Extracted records

* Begin *

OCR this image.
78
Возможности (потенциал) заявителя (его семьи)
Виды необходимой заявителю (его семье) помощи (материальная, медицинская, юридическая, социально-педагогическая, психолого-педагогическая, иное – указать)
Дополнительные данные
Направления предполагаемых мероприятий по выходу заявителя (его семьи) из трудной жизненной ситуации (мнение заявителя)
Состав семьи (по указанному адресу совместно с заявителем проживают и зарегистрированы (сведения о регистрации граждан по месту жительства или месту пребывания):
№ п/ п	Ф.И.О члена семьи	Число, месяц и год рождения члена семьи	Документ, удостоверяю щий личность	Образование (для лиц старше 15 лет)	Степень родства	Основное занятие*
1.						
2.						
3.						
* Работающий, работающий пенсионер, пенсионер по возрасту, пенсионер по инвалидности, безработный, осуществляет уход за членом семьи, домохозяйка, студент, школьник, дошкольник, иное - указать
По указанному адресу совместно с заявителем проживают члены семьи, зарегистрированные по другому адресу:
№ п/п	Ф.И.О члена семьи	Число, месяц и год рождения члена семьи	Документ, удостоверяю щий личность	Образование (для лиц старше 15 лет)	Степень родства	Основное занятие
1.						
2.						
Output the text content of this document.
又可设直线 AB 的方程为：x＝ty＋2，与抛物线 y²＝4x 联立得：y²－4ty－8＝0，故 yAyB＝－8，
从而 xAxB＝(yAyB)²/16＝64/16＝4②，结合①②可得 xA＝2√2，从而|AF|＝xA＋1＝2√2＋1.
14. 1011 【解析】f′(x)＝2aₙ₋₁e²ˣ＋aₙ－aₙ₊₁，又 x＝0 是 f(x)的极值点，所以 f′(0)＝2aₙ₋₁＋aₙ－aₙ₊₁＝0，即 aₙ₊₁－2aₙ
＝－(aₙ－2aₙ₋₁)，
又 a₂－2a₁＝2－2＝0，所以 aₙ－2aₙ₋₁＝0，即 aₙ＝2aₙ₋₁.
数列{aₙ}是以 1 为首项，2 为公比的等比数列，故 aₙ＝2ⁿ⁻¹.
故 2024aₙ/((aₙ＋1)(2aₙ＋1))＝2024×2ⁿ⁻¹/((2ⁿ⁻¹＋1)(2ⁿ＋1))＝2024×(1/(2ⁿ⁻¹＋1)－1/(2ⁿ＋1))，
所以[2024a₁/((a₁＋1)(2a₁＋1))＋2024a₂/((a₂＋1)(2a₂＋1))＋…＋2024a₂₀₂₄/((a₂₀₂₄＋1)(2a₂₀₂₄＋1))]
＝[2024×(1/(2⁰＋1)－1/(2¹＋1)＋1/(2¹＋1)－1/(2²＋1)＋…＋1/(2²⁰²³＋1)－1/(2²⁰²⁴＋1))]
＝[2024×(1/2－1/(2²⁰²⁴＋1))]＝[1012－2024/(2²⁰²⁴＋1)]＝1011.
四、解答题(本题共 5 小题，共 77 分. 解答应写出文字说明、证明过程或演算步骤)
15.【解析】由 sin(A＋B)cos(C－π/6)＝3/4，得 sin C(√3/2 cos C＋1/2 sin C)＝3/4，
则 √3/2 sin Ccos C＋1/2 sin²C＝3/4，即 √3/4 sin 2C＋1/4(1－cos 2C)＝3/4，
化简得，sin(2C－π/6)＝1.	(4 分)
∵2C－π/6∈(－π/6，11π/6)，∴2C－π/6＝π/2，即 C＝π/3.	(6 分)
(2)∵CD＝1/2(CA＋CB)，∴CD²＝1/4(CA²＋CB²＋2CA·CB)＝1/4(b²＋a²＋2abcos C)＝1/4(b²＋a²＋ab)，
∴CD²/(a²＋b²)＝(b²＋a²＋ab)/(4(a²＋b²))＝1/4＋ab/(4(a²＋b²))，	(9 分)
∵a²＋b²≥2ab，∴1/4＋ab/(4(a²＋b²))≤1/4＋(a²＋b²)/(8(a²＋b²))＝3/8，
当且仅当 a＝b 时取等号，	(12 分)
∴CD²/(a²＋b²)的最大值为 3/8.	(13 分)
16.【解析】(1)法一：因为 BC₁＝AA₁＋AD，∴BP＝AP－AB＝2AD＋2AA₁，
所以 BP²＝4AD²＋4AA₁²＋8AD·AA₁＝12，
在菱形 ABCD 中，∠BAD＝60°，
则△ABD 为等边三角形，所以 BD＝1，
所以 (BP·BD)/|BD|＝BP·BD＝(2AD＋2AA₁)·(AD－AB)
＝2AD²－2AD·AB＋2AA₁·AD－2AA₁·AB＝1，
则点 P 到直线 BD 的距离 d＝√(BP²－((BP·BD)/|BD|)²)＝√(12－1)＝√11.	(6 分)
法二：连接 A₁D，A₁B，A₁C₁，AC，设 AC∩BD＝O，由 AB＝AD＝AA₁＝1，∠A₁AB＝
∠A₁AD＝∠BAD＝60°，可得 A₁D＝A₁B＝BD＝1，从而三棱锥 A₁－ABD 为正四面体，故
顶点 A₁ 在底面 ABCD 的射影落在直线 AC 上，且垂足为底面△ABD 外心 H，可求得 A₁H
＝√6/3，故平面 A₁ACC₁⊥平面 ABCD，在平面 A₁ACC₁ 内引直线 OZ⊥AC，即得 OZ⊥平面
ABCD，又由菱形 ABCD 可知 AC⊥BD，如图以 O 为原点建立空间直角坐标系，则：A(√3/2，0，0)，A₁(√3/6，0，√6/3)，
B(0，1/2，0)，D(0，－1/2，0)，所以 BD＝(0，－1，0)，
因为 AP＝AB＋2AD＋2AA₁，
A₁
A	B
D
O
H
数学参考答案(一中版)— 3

* End *

The exercise |
Copy out every line holding the string "проживают".

Solution |
Состав семьи (по указанному адресу совместно с заявителем проживают и зарегистрированы (сведения о регистрации граждан по месту жительства или месту пребывания):
По указанному адресу совместно с заявителем проживают члены семьи, зарегистрированные по другому адресу:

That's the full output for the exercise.